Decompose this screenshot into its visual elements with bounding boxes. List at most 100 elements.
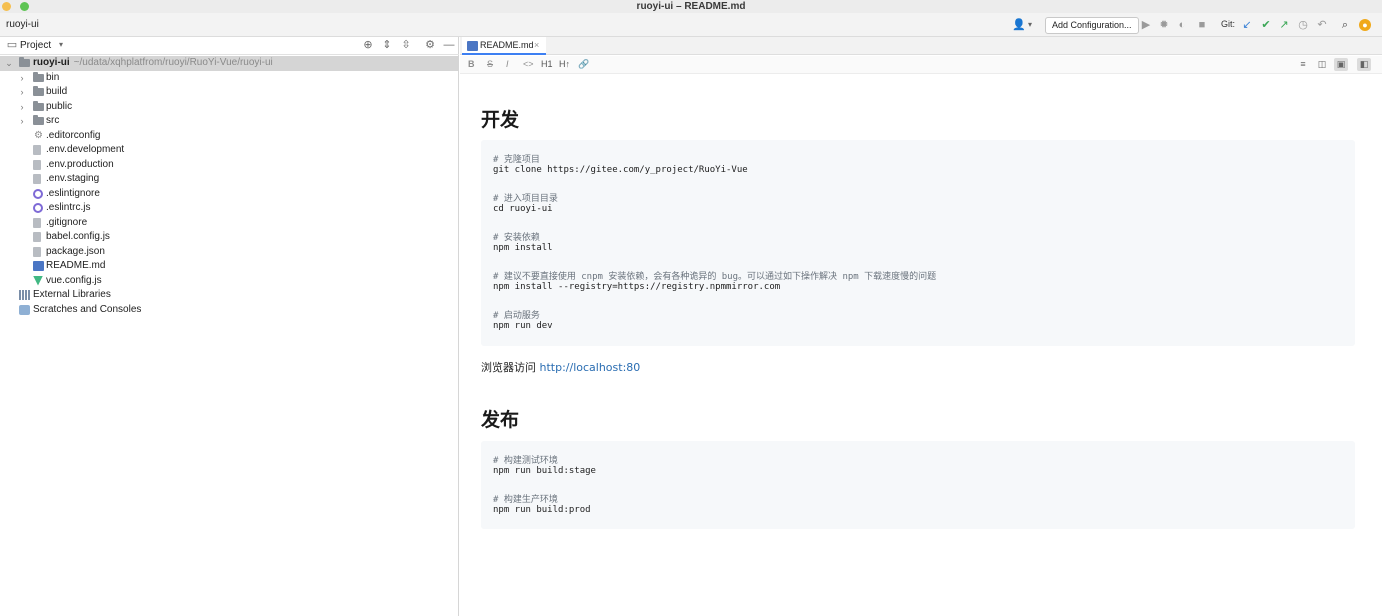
...
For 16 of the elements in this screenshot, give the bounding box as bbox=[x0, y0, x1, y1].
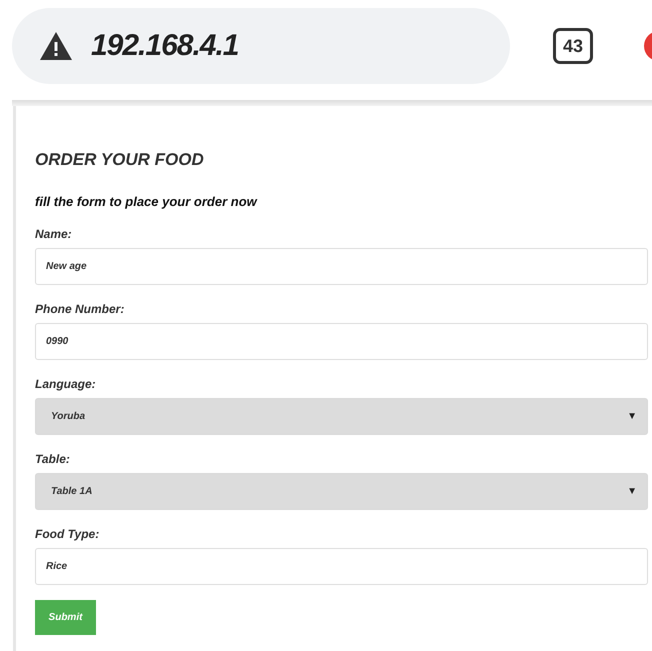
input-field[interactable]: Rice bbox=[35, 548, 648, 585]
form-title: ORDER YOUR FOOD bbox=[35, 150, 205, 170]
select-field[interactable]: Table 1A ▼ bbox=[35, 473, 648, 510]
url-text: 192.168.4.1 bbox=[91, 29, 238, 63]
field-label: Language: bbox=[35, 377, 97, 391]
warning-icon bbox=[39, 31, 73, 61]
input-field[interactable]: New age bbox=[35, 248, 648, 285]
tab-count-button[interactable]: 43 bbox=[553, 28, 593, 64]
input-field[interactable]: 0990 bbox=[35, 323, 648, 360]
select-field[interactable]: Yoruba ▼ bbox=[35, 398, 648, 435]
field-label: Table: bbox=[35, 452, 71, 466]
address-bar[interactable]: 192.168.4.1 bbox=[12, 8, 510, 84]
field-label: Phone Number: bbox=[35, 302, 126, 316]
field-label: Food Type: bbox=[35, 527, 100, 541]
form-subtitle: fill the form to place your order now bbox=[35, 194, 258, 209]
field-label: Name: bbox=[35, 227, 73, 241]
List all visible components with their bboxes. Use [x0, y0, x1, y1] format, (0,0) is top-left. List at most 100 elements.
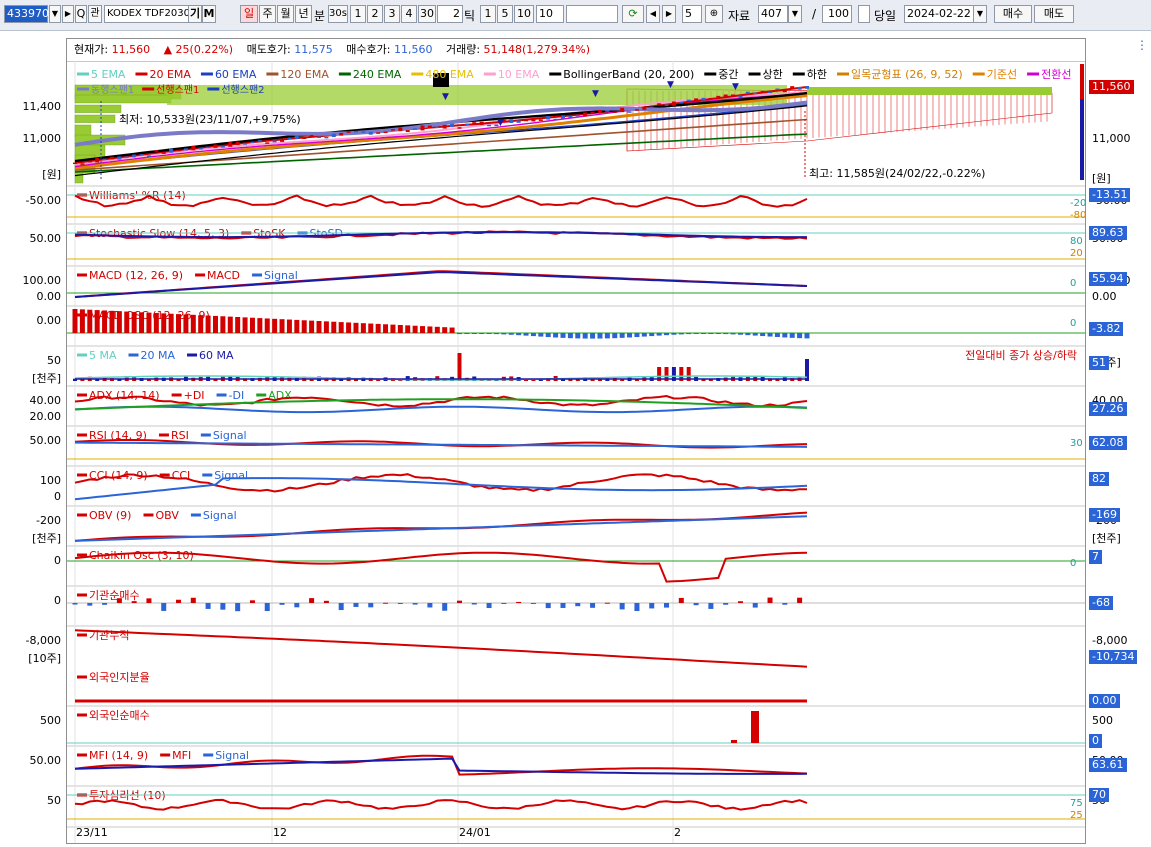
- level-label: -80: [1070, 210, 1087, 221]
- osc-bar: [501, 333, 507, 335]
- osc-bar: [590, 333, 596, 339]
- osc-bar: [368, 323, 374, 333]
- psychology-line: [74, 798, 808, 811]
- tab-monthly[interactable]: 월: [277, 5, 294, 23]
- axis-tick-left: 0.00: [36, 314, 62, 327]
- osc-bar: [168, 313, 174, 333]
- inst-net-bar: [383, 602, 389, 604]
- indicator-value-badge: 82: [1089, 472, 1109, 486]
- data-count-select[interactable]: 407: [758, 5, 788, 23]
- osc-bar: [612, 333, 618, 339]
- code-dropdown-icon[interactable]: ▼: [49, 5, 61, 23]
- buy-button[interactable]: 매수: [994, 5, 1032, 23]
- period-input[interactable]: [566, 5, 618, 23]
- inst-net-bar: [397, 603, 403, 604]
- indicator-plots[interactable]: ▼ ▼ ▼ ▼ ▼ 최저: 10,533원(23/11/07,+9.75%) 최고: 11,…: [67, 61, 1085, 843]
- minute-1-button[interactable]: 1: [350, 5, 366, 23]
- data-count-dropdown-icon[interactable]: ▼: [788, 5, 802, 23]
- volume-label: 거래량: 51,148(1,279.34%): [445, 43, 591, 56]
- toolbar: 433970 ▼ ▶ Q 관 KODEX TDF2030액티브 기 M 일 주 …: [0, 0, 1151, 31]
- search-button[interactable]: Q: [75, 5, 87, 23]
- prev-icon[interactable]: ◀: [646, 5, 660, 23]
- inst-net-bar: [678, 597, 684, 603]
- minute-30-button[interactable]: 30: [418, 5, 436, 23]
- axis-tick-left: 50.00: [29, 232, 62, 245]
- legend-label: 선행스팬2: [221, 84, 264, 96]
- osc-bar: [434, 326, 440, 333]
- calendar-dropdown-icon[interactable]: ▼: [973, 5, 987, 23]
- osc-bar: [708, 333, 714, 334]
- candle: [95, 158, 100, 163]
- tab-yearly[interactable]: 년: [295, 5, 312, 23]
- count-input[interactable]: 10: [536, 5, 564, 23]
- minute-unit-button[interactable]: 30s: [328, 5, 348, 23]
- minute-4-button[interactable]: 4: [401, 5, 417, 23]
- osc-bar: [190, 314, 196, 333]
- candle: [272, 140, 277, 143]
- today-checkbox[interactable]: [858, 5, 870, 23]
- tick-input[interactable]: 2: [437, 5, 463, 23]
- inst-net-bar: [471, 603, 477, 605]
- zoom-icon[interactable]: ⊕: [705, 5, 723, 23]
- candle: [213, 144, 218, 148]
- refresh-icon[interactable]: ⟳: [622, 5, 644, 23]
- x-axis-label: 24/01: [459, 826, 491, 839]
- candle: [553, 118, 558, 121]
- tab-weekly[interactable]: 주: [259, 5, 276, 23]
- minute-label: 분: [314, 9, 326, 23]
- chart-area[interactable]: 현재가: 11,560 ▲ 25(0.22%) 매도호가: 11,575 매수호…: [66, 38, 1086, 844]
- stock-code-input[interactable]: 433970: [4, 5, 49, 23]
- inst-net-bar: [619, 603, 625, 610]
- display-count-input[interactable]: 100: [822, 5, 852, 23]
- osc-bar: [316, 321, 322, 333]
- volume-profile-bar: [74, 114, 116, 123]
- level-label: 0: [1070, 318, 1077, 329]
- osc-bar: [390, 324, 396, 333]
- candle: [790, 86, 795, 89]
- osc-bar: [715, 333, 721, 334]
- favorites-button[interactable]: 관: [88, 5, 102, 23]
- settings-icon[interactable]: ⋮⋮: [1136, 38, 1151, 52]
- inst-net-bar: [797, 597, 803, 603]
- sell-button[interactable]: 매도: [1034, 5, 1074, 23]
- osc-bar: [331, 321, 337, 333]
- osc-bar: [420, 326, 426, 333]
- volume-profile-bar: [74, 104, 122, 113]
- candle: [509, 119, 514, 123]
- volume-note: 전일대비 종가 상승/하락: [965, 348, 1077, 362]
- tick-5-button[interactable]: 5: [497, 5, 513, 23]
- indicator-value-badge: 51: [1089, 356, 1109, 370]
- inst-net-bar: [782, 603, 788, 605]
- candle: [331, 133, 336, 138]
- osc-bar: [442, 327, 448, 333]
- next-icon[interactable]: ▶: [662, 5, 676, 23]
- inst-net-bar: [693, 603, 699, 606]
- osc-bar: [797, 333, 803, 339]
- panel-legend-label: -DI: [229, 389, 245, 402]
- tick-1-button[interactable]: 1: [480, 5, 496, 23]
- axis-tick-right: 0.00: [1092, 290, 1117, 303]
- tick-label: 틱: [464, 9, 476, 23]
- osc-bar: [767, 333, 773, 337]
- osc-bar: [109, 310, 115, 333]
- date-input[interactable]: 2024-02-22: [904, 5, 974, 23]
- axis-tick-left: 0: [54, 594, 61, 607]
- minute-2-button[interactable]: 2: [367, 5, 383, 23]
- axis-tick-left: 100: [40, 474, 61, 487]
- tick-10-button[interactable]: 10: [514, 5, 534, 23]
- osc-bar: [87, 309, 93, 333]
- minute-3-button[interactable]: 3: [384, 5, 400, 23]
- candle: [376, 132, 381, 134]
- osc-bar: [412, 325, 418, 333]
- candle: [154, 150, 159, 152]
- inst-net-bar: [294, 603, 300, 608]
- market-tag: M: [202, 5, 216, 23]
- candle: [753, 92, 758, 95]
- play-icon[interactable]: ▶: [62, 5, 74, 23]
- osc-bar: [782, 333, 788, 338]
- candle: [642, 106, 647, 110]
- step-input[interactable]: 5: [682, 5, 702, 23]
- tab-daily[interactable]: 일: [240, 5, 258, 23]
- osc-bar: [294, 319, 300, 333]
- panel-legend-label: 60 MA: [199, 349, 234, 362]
--
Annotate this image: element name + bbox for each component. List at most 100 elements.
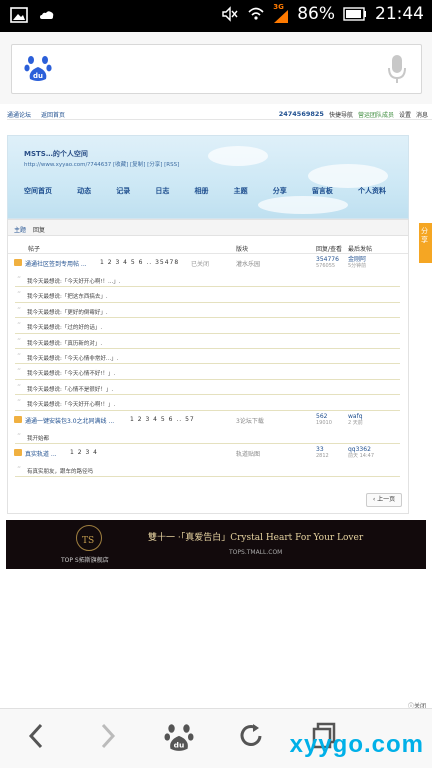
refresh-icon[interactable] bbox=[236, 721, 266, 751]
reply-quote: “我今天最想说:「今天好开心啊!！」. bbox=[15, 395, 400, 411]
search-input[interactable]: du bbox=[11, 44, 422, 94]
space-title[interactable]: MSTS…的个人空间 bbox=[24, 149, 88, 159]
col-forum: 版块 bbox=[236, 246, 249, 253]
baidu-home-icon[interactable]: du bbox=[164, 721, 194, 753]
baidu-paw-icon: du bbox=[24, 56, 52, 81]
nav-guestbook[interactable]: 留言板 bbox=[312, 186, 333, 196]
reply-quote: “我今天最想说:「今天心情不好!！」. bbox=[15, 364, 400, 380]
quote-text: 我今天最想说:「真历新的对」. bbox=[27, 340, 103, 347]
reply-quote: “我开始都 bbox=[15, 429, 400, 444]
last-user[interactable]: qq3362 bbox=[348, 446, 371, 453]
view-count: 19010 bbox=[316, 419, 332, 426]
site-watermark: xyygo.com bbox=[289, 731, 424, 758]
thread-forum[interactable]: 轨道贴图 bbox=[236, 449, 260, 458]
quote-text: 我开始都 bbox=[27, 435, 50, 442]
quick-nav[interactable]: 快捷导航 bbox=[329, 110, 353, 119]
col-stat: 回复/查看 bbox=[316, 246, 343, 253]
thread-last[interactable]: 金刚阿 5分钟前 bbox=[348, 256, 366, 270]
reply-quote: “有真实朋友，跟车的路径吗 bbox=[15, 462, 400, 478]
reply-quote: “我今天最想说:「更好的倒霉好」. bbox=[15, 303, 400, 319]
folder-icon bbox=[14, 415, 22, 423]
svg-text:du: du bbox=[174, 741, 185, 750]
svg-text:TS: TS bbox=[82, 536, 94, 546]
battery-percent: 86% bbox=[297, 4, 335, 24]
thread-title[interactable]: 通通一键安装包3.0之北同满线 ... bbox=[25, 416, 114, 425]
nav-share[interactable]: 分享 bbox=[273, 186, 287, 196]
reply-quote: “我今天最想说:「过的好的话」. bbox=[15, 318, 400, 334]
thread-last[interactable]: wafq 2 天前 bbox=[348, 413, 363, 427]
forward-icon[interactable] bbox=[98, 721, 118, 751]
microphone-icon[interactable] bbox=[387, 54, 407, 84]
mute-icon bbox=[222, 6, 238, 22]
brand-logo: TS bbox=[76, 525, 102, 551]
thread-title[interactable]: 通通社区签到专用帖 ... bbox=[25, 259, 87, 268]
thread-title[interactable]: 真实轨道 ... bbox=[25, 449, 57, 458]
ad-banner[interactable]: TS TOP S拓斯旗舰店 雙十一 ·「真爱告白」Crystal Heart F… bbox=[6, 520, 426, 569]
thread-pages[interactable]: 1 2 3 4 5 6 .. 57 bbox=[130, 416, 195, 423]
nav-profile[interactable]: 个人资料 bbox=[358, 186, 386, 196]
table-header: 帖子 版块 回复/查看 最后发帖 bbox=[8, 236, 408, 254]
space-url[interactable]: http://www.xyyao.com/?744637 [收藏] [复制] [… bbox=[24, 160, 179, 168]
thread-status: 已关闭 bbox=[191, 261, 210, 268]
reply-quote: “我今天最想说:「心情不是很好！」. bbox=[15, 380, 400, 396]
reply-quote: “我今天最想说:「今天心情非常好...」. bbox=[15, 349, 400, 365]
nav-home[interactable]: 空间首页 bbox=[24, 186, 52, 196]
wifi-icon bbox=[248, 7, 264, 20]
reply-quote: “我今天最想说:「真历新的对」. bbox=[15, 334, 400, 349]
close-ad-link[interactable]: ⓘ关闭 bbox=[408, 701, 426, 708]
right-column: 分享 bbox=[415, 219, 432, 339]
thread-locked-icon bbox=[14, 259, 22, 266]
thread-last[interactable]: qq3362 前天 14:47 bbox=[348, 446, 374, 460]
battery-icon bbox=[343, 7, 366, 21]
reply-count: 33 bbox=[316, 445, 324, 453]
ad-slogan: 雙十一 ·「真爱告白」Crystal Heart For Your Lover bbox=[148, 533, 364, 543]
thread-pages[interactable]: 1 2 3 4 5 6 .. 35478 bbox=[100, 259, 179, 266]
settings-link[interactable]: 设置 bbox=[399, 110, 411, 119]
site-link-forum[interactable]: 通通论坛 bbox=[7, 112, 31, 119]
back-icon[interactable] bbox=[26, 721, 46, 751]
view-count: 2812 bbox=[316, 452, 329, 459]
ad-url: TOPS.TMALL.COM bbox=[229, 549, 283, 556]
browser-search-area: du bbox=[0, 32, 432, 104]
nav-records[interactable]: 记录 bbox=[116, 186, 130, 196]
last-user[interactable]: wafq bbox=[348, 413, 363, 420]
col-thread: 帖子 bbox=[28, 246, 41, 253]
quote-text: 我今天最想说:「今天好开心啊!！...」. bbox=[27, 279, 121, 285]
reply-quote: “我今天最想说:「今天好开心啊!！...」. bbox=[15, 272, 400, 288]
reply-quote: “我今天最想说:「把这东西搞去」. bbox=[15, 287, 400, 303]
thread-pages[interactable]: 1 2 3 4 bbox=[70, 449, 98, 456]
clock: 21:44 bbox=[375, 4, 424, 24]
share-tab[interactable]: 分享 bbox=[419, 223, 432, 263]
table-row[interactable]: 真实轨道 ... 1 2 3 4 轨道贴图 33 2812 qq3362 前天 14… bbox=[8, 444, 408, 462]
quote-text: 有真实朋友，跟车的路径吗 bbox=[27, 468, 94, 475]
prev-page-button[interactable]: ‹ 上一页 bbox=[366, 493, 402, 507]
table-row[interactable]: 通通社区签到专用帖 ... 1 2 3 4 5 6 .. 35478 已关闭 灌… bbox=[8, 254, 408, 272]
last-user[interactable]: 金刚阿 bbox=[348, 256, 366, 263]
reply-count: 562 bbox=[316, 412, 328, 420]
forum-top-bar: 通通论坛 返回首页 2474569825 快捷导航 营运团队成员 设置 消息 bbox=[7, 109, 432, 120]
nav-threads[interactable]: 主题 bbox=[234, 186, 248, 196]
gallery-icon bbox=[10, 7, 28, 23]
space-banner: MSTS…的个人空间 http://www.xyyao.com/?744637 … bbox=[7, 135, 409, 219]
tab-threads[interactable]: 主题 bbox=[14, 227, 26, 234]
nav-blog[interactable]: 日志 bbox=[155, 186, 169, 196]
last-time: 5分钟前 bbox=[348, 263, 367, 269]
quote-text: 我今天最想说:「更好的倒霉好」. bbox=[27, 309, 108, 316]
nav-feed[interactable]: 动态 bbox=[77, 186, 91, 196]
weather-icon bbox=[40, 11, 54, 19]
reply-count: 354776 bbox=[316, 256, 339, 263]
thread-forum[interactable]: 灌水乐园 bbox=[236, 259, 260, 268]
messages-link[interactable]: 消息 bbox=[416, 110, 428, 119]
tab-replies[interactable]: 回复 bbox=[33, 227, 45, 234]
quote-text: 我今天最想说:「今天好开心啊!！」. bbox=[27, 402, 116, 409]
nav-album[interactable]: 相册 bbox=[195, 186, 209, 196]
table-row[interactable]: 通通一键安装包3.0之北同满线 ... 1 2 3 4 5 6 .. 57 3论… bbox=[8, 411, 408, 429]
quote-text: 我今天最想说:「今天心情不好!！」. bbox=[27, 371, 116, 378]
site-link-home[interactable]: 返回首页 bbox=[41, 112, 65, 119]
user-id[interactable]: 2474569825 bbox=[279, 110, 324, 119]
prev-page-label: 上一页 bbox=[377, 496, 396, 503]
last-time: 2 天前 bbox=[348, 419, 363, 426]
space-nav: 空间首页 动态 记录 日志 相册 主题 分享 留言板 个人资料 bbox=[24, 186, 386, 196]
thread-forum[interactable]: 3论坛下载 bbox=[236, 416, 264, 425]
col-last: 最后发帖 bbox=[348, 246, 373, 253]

Requirement: Convert the data from the line holding "Annotate this image: element" through the line holding "thread-last[interactable]: 金刚阿 5分钟前", both included, into a Markdown table with columns named Row and Line, numbering each row and dropping blank lines. Leave the pictures out.

Exercise output:
| Row | Line |
|---|---|
| 1 | Annotate this image: element name + bbox for each component. List at most 100 elements. |
| 2 | refresh-icon[interactable] bbox=[236, 721, 266, 751] |
| 3 | reply-quote: “我今天最想说:「今天好开心啊!！」. bbox=[15, 395, 400, 411] |
| 4 | search-input[interactable]: du bbox=[11, 44, 422, 94] |
| 5 | space-title[interactable]: MSTS…的个人空间 bbox=[24, 149, 88, 159] |
| 6 | col-forum: 版块 bbox=[236, 246, 249, 253] |
| 7 | baidu-home-icon[interactable]: du bbox=[164, 721, 194, 753] |
| 8 | baidu-paw-icon: du bbox=[24, 56, 52, 81] |
| 9 | nav-guestbook[interactable]: 留言板 bbox=[312, 186, 333, 196] |
| 10 | reply-quote: “我今天最想说:「今天心情不好!！」. bbox=[15, 364, 400, 380] |
| 11 | quote-text: 我今天最想说:「真历新的对」. bbox=[27, 340, 103, 347] |
| 12 | reply-quote: “我开始都 bbox=[15, 429, 400, 444] |
| 13 | last-user[interactable]: qq3362 bbox=[348, 446, 371, 453] |
| 14 | view-count: 19010 bbox=[316, 419, 332, 426] |
| 15 | site-watermark: xyygo.com bbox=[289, 731, 424, 758] |
| 16 | thread-forum[interactable]: 轨道贴图 bbox=[236, 449, 260, 458] |
| 17 | quote-text: 我开始都 bbox=[27, 435, 50, 442] |
| 18 | quick-nav[interactable]: 快捷导航 bbox=[329, 110, 353, 119] |
| 19 | col-stat: 回复/查看 bbox=[316, 246, 343, 253] |
| 20 | thread-last[interactable]: 金刚阿 5分钟前 bbox=[348, 256, 366, 270] |